» **Given records**
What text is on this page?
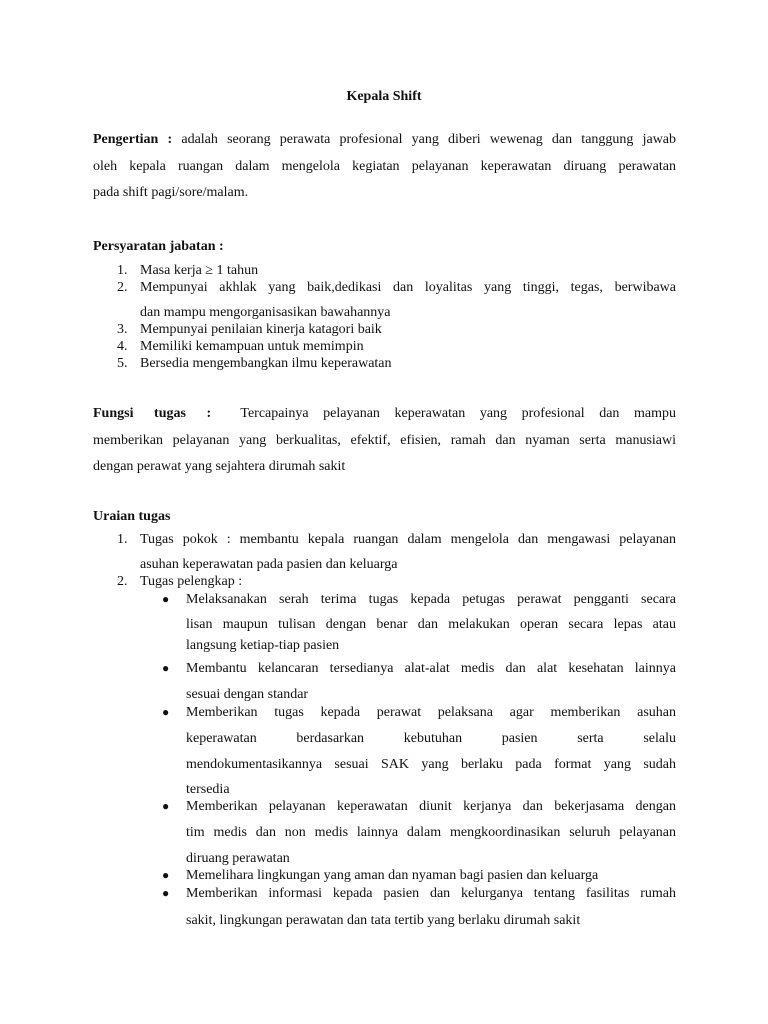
Kepala Shift
Pengertian : adalah seorang perawata profesional yang diberi wewenag dan tanggung jawab
oleh kepala ruangan dalam mengelola kegiatan pelayanan keperawatan diruang perawatan
pada shift pagi/sore/malam.
Persyaratan jabatan :
1. Masa kerja ≥ 1 tahun
2. Mempunyai akhlak yang baik,dedikasi dan loyalitas yang tinggi, tegas, berwibawa
dan mampu mengorganisasikan bawahannya
3. Mempunyai penilaian kinerja katagori baik
4. Memiliki kemampuan untuk memimpin
5. Bersedia mengembangkan ilmu keperawatan
Fungsi tugas : Tercapainya pelayanan keperawatan yang profesional dan mampu
memberikan pelayanan yang berkualitas, efektif, efisien, ramah dan nyaman serta manusiawi
dengan perawat yang sejahtera dirumah sakit
Uraian tugas
1. Tugas pokok : membantu kepala ruangan dalam mengelola dan mengawasi pelayanan
asuhan keperawatan pada pasien dan keluarga
2. Tugas pelengkap :
● Melaksanakan serah terima tugas kepada petugas perawat pengganti secara
lisan maupun tulisan dengan benar dan melakukan operan secara lepas atau
langsung ketiap-tiap pasien
● Membantu kelancaran tersedianya alat-alat medis dan alat kesehatan lainnya
sesuai dengan standar
● Memberikan tugas kepada perawat pelaksana agar memberikan asuhan
keperawatan berdasarkan kebutuhan pasien serta selalu
mendokumentasikannya sesuai SAK yang berlaku pada format yang sudah
tersedia
● Memberikan pelayanan keperawatan diunit kerjanya dan bekerjasama dengan
tim medis dan non medis lainnya dalam mengkoordinasikan seluruh pelayanan
diruang perawatan
● Memelihara lingkungan yang aman dan nyaman bagi pasien dan keluarga
● Memberikan informasi kepada pasien dan kelurganya tentang fasilitas rumah
sakit, lingkungan perawatan dan tata tertib yang berlaku dirumah sakit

» **Given request**
Identify every line above with the string "lainnya" in it. Copy those lines.

» **Problem solution**
● Membantu kelancaran tersedianya alat-alat medis dan alat kesehatan lainnya
tim medis dan non medis lainnya dalam mengkoordinasikan seluruh pelayanan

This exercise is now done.